EXERCISE
Exactly as written, please set down all of the entries again, with no pictures.

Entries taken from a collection
◇ ◇ ◇ ◇

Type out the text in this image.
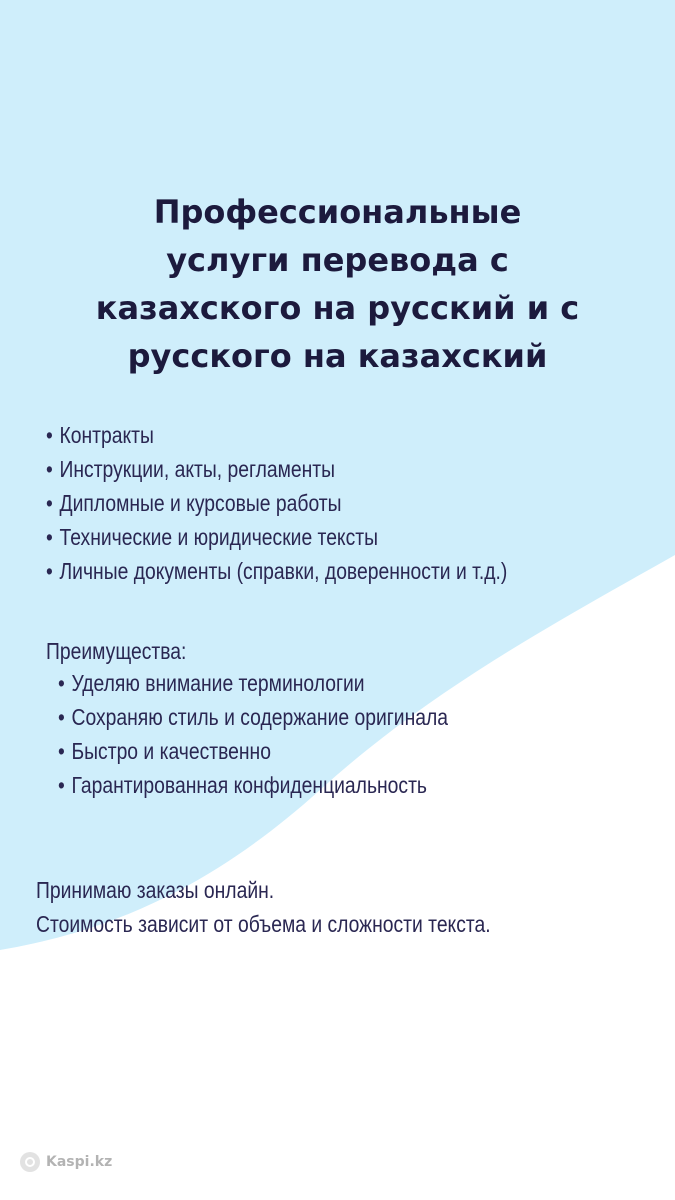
Профессиональные
услуги перевода с
казахского на русский и с
русского на казахский
• Контракты
• Инструкции, акты, регламенты
• Дипломные и курсовые работы
• Технические и юридические тексты
• Личные документы (справки, доверенности и т.д.)

Преимущества:

• Уделяю внимание терминологии
• Сохраняю стиль и содержание оригинала
• Быстро и качественно
• Гарантированная конфиденциальность

Принимаю заказы онлайн.

Стоимость зависит от объема и сложности текста.

Kaspi.kz
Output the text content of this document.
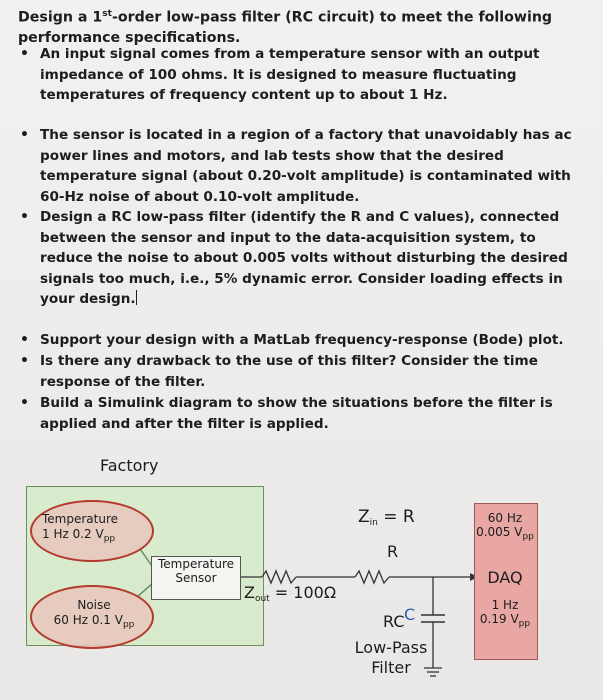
Design a 1st-order low-pass filter (RC circuit) to meet the following performance specifications.
• An input signal comes from a temperature sensor with an output impedance of 100 ohms. It is designed to measure fluctuating temperatures of frequency content up to about 1 Hz.
• The sensor is located in a region of a factory that unavoidably has ac power lines and motors, and lab tests show that the desired temperature signal (about 0.20-volt amplitude) is contaminated with 60-Hz noise of about 0.10-volt amplitude.
• Design a RC low-pass filter (identify the R and C values), connected between the sensor and input to the data-acquisition system, to reduce the noise to about 0.005 volts without disturbing the desired signals too much, i.e., 5% dynamic error. Consider loading effects in your design.
• Support your design with a MatLab frequency-response (Bode) plot.
• Is there any drawback to the use of this filter? Consider the time response of the filter.
• Build a Simulink diagram to show the situations before the filter is applied and after the filter is applied.
Factory
Temperature
1 Hz 0.2 $V_{pp}$
Noise
60 Hz 0.1 $V_{pp}$
Temperature
Sensor
$Z_{out} = 100\Omega$
$Z_{in} = R$
R
RC C
Low-Pass
Filter
60 Hz
0.005 $V_{pp}$
DAQ
1 Hz
0.19 $V_{pp}$
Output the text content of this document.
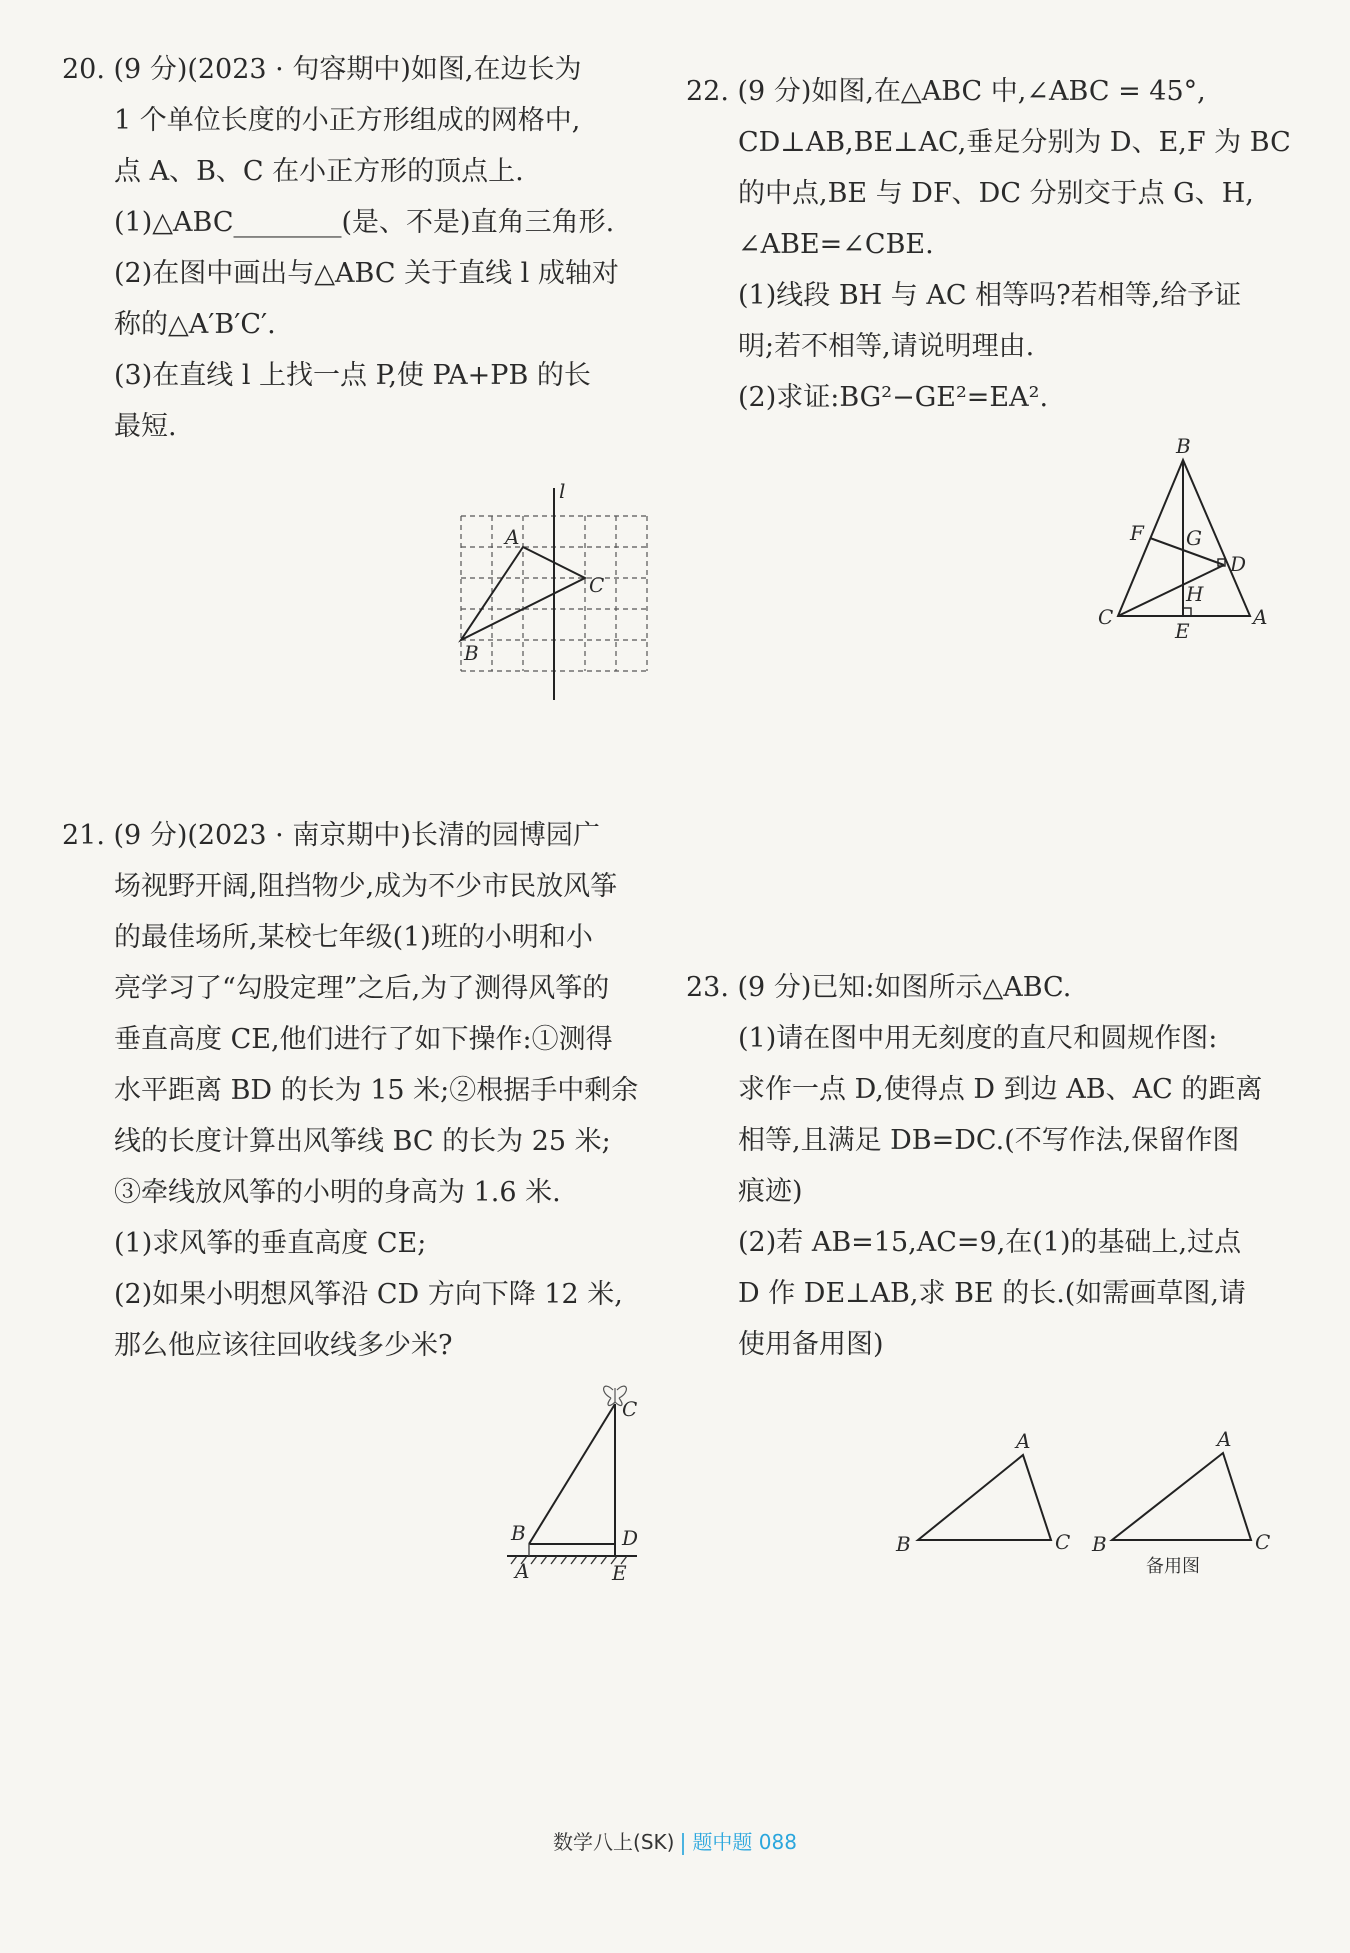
20. (9 分)(2023 · 句容期中)如图,在边长为
1 个单位长度的小正方形组成的网格中,
点 A、B、C 在小正方形的顶点上.
(1)△ABC________(是、不是)直角三角形.
(2)在图中画出与△ABC 关于直线 l 成轴对
称的△A′B′C′.
(3)在直线 l 上找一点 P,使 PA+PB 的长
最短.
l
A
C
B
22. (9 分)如图,在△ABC 中,∠ABC = 45°,
CD⊥AB,BE⊥AC,垂足分别为 D、E,F 为 BC
的中点,BE 与 DF、DC 分别交于点 G、H,
∠ABE=∠CBE.
(1)线段 BH 与 AC 相等吗?若相等,给予证
明;若不相等,请说明理由.
(2)求证:BG²−GE²=EA².
B
F G
D
H
C
E
A
21. (9 分)(2023 · 南京期中)长清的园博园广
场视野开阔,阻挡物少,成为不少市民放风筝
的最佳场所,某校七年级(1)班的小明和小
亮学习了“勾股定理”之后,为了测得风筝的
垂直高度 CE,他们进行了如下操作:①测得
水平距离 BD 的长为 15 米;②根据手中剩余
线的长度计算出风筝线 BC 的长为 25 米;
③牵线放风筝的小明的身高为 1.6 米.
(1)求风筝的垂直高度 CE;
(2)如果小明想风筝沿 CD 方向下降 12 米,
那么他应该往回收线多少米?
C
B	D
A	E
23. (9 分)已知:如图所示△ABC.
(1)请在图中用无刻度的直尺和圆规作图:
求作一点 D,使得点 D 到边 AB、AC 的距离
相等,且满足 DB=DC.(不写作法,保留作图
痕迹)
(2)若 AB=15,AC=9,在(1)的基础上,过点
D 作 DE⊥AB,求 BE 的长.(如需画草图,请
使用备用图)
A
B	C
A
B	C
备用图
数学八上(SK) 题中题 088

◇ ◇ ◇ ◇

WRITTEN RESPONSE
Type out the text in this image.
Профессиональные
услуги перевода с
казахского на русский и с
русского на казахский
• Контракты
• Инструкции, акты, регламенты
• Дипломные и курсовые работы
• Технические и юридические тексты
• Личные документы (справки, доверенности и т.д.)

Преимущества:

• Уделяю внимание терминологии
• Сохраняю стиль и содержание оригинала
• Быстро и качественно
• Гарантированная конфиденциальность

Принимаю заказы онлайн.

Стоимость зависит от объема и сложности текста.

Kaspi.kz
Output the text content of this document.
Design a 1st-order low-pass filter (RC circuit) to meet the following performance specifications.
• An input signal comes from a temperature sensor with an output impedance of 100 ohms. It is designed to measure fluctuating temperatures of frequency content up to about 1 Hz.
• The sensor is located in a region of a factory that unavoidably has ac power lines and motors, and lab tests show that the desired temperature signal (about 0.20-volt amplitude) is contaminated with 60-Hz noise of about 0.10-volt amplitude.
• Design a RC low-pass filter (identify the R and C values), connected between the sensor and input to the data-acquisition system, to reduce the noise to about 0.005 volts without disturbing the desired signals too much, i.e., 5% dynamic error. Consider loading effects in your design.
• Support your design with a MatLab frequency-response (Bode) plot.
• Is there any drawback to the use of this filter? Consider the time response of the filter.
• Build a Simulink diagram to show the situations before the filter is applied and after the filter is applied.
Factory
Temperature
1 Hz 0.2 $V_{pp}$
Noise
60 Hz 0.1 $V_{pp}$
Temperature
Sensor
$Z_{out} = 100\Omega$
$Z_{in} = R$
R
RC C
Low-Pass
Filter
60 Hz
0.005 $V_{pp}$
DAQ
1 Hz
0.19 $V_{pp}$
Output the text content of this document.
20. (9 分)(2023 · 句容期中)如图,在边长为
1 个单位长度的小正方形组成的网格中,
点 A、B、C 在小正方形的顶点上.
(1)△ABC________(是、不是)直角三角形.
(2)在图中画出与△ABC 关于直线 l 成轴对
称的△A′B′C′.
(3)在直线 l 上找一点 P,使 PA+PB 的长
最短.
l
A
C
B
22. (9 分)如图,在△ABC 中,∠ABC = 45°,
CD⊥AB,BE⊥AC,垂足分别为 D、E,F 为 BC
的中点,BE 与 DF、DC 分别交于点 G、H,
∠ABE=∠CBE.
(1)线段 BH 与 AC 相等吗?若相等,给予证
明;若不相等,请说明理由.
(2)求证:BG²−GE²=EA².
B
F G
D
H
C
E
A
21. (9 分)(2023 · 南京期中)长清的园博园广
场视野开阔,阻挡物少,成为不少市民放风筝
的最佳场所,某校七年级(1)班的小明和小
亮学习了“勾股定理”之后,为了测得风筝的
垂直高度 CE,他们进行了如下操作:①测得
水平距离 BD 的长为 15 米;②根据手中剩余
线的长度计算出风筝线 BC 的长为 25 米;
③牵线放风筝的小明的身高为 1.6 米.
(1)求风筝的垂直高度 CE;
(2)如果小明想风筝沿 CD 方向下降 12 米,
那么他应该往回收线多少米?
C
B	D
A	E
23. (9 分)已知:如图所示△ABC.
(1)请在图中用无刻度的直尺和圆规作图:
求作一点 D,使得点 D 到边 AB、AC 的距离
相等,且满足 DB=DC.(不写作法,保留作图
痕迹)
(2)若 AB=15,AC=9,在(1)的基础上,过点
D 作 DE⊥AB,求 BE 的长.(如需画草图,请
使用备用图)
A
B	C
A
B	C
备用图
数学八上(SK) 题中题 088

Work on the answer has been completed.